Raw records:
.....

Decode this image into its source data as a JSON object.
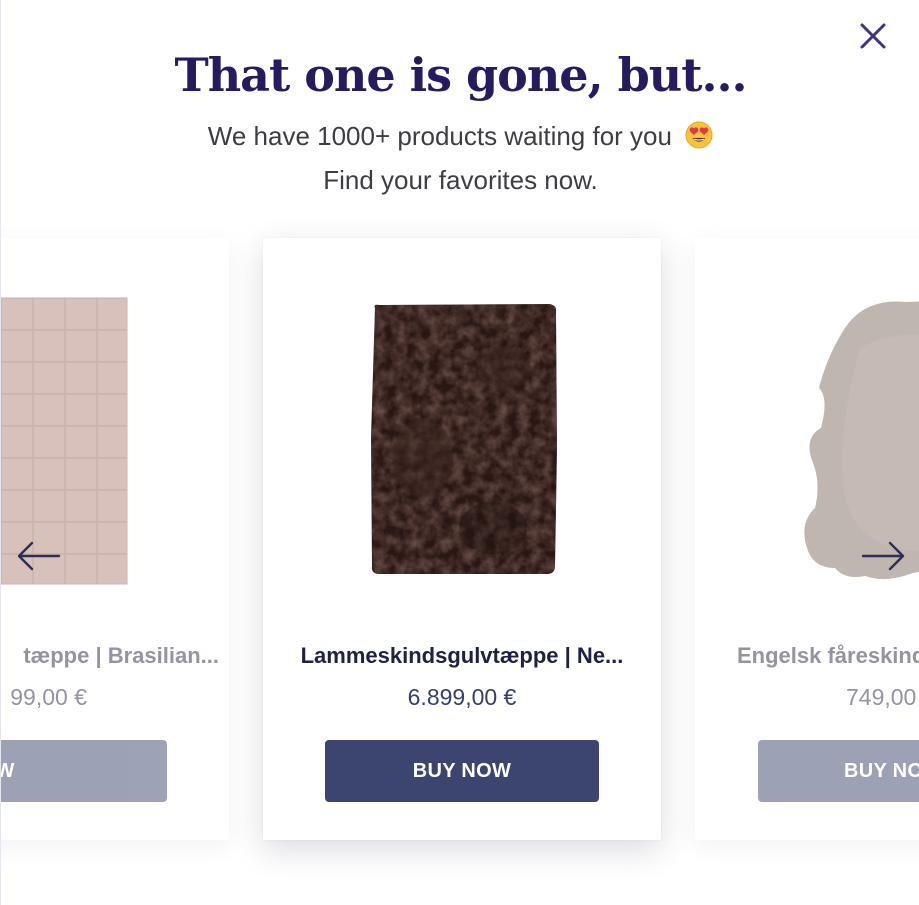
{
  "modal": {
    "headline": "That one is gone, but...",
    "subline_1": "We have 1000+ products waiting for you",
    "subline_emoji": "heart-eyes-emoji",
    "subline_2": "Find your favorites now."
  },
  "icons": {
    "close": "close-icon",
    "prev": "arrow-left-icon",
    "next": "arrow-right-icon"
  },
  "colors": {
    "headline": "#241c5e",
    "button": "#3b4570",
    "close_icon": "#3a3388"
  },
  "carousel": {
    "products": [
      {
        "name": "tæppe | Brasilian...",
        "price": "99,00 €",
        "button": "UY NOW"
      },
      {
        "name": "Lammeskindsgulvtæppe | Ne...",
        "price": "6.899,00 €",
        "button": "BUY NOW"
      },
      {
        "name": "Engelsk fåreskind",
        "price": "749,00",
        "button": "BUY NO"
      }
    ]
  }
}
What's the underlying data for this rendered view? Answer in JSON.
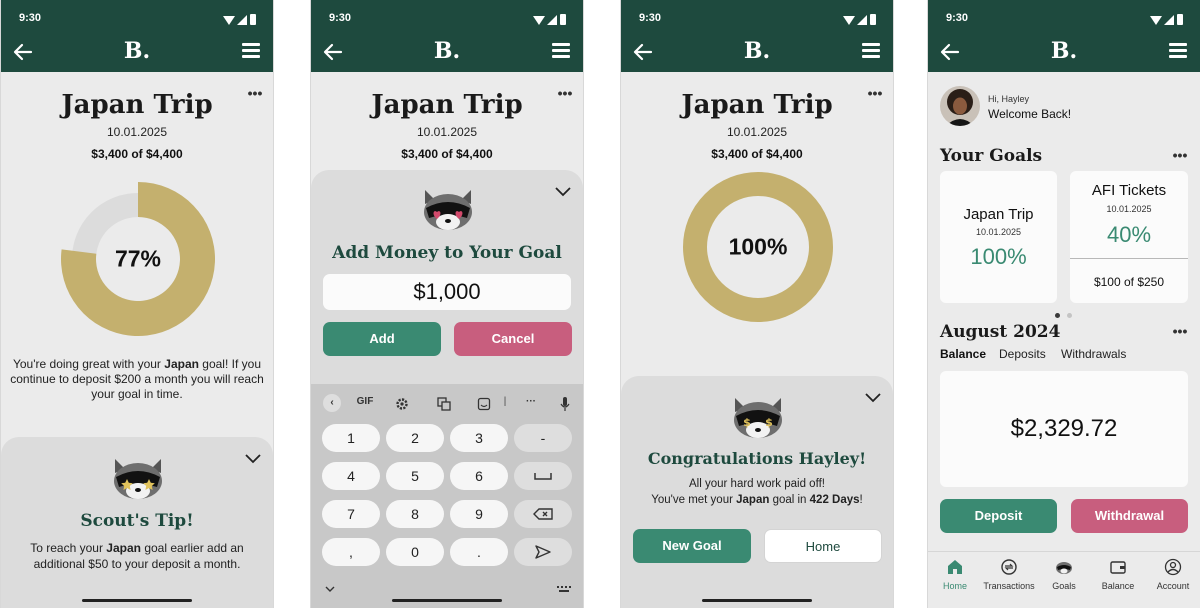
{
  "status": {
    "time": "9:30"
  },
  "app": {
    "brand": "B."
  },
  "goal": {
    "title": "Japan Trip",
    "date": "10.01.2025",
    "amount_text": "$3,400 of $4,400",
    "progress_fraction": 0.77,
    "progress_label": "77%",
    "completed_label": "100%"
  },
  "screen1": {
    "message_1": "You're doing great with your ",
    "message_bold": "Japan",
    "message_2": " goal! If you continue to deposit $200 a month you will reach your goal in time.",
    "tip_title": "Scout's Tip!",
    "tip_1": "To reach your ",
    "tip_bold": "Japan",
    "tip_2": " goal earlier add an additional $50 to your deposit a month."
  },
  "screen2": {
    "sheet_title": "Add Money to Your Goal",
    "amount_value": "$1,000",
    "add_label": "Add",
    "cancel_label": "Cancel",
    "keyboard": {
      "toolbar": [
        "GIF"
      ],
      "keys": [
        "1",
        "2",
        "3",
        "-",
        "4",
        "5",
        "6",
        "7",
        "8",
        "9",
        ",",
        "0",
        "."
      ]
    }
  },
  "screen3": {
    "congrats_title": "Congratulations Hayley!",
    "line_1": "All your hard work paid off!",
    "line_2a": "You've met your ",
    "line_2_bold1": "Japan",
    "line_2b": " goal in ",
    "line_2_bold2": "422 Days",
    "line_2c": "!",
    "new_goal_label": "New Goal",
    "home_label": "Home"
  },
  "screen4": {
    "greeting_small": "Hi, Hayley",
    "greeting_big": "Welcome Back!",
    "goals_title": "Your Goals",
    "goal_cards": [
      {
        "title": "Japan Trip",
        "date": "10.01.2025",
        "percent": "100%"
      },
      {
        "title": "AFI Tickets",
        "date": "10.01.2025",
        "percent": "40%",
        "amount": "$100 of $250"
      }
    ],
    "month_title": "August 2024",
    "tabs": [
      "Balance",
      "Deposits",
      "Withdrawals"
    ],
    "balance": "$2,329.72",
    "deposit_label": "Deposit",
    "withdrawal_label": "Withdrawal",
    "nav": [
      "Home",
      "Transactions",
      "Goals",
      "Balance",
      "Account"
    ]
  },
  "colors": {
    "appbar": "#1e4a3e",
    "accent_green": "#3a8a72",
    "accent_pink": "#c85e7e",
    "donut_gold": "#c4b06e",
    "donut_track": "#dcdcdc"
  }
}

.....

--- Your objective ---
Make an exact copy of the data above, pictures excluded.

--- Written solution ---
Decode this image into its source data as a JSON object.
{
  "modal": {
    "headline": "That one is gone, but...",
    "subline_1": "We have 1000+ products waiting for you",
    "subline_emoji": "heart-eyes-emoji",
    "subline_2": "Find your favorites now."
  },
  "icons": {
    "close": "close-icon",
    "prev": "arrow-left-icon",
    "next": "arrow-right-icon"
  },
  "colors": {
    "headline": "#241c5e",
    "button": "#3b4570",
    "close_icon": "#3a3388"
  },
  "carousel": {
    "products": [
      {
        "name": "tæppe | Brasilian...",
        "price": "99,00 €",
        "button": "UY NOW"
      },
      {
        "name": "Lammeskindsgulvtæppe | Ne...",
        "price": "6.899,00 €",
        "button": "BUY NOW"
      },
      {
        "name": "Engelsk fåreskind",
        "price": "749,00",
        "button": "BUY NO"
      }
    ]
  }
}
What's the underlying data for this rendered view? Answer in JSON.
{
  "status": {
    "time": "9:30"
  },
  "app": {
    "brand": "B."
  },
  "goal": {
    "title": "Japan Trip",
    "date": "10.01.2025",
    "amount_text": "$3,400 of $4,400",
    "progress_fraction": 0.77,
    "progress_label": "77%",
    "completed_label": "100%"
  },
  "screen1": {
    "message_1": "You're doing great with your ",
    "message_bold": "Japan",
    "message_2": " goal! If you continue to deposit $200 a month you will reach your goal in time.",
    "tip_title": "Scout's Tip!",
    "tip_1": "To reach your ",
    "tip_bold": "Japan",
    "tip_2": " goal earlier add an additional $50 to your deposit a month."
  },
  "screen2": {
    "sheet_title": "Add Money to Your Goal",
    "amount_value": "$1,000",
    "add_label": "Add",
    "cancel_label": "Cancel",
    "keyboard": {
      "toolbar": [
        "GIF"
      ],
      "keys": [
        "1",
        "2",
        "3",
        "-",
        "4",
        "5",
        "6",
        "7",
        "8",
        "9",
        ",",
        "0",
        "."
      ]
    }
  },
  "screen3": {
    "congrats_title": "Congratulations Hayley!",
    "line_1": "All your hard work paid off!",
    "line_2a": "You've met your ",
    "line_2_bold1": "Japan",
    "line_2b": " goal in ",
    "line_2_bold2": "422 Days",
    "line_2c": "!",
    "new_goal_label": "New Goal",
    "home_label": "Home"
  },
  "screen4": {
    "greeting_small": "Hi, Hayley",
    "greeting_big": "Welcome Back!",
    "goals_title": "Your Goals",
    "goal_cards": [
      {
        "title": "Japan Trip",
        "date": "10.01.2025",
        "percent": "100%"
      },
      {
        "title": "AFI Tickets",
        "date": "10.01.2025",
        "percent": "40%",
        "amount": "$100 of $250"
      }
    ],
    "month_title": "August 2024",
    "tabs": [
      "Balance",
      "Deposits",
      "Withdrawals"
    ],
    "balance": "$2,329.72",
    "deposit_label": "Deposit",
    "withdrawal_label": "Withdrawal",
    "nav": [
      "Home",
      "Transactions",
      "Goals",
      "Balance",
      "Account"
    ]
  },
  "colors": {
    "appbar": "#1e4a3e",
    "accent_green": "#3a8a72",
    "accent_pink": "#c85e7e",
    "donut_gold": "#c4b06e",
    "donut_track": "#dcdcdc"
  }
}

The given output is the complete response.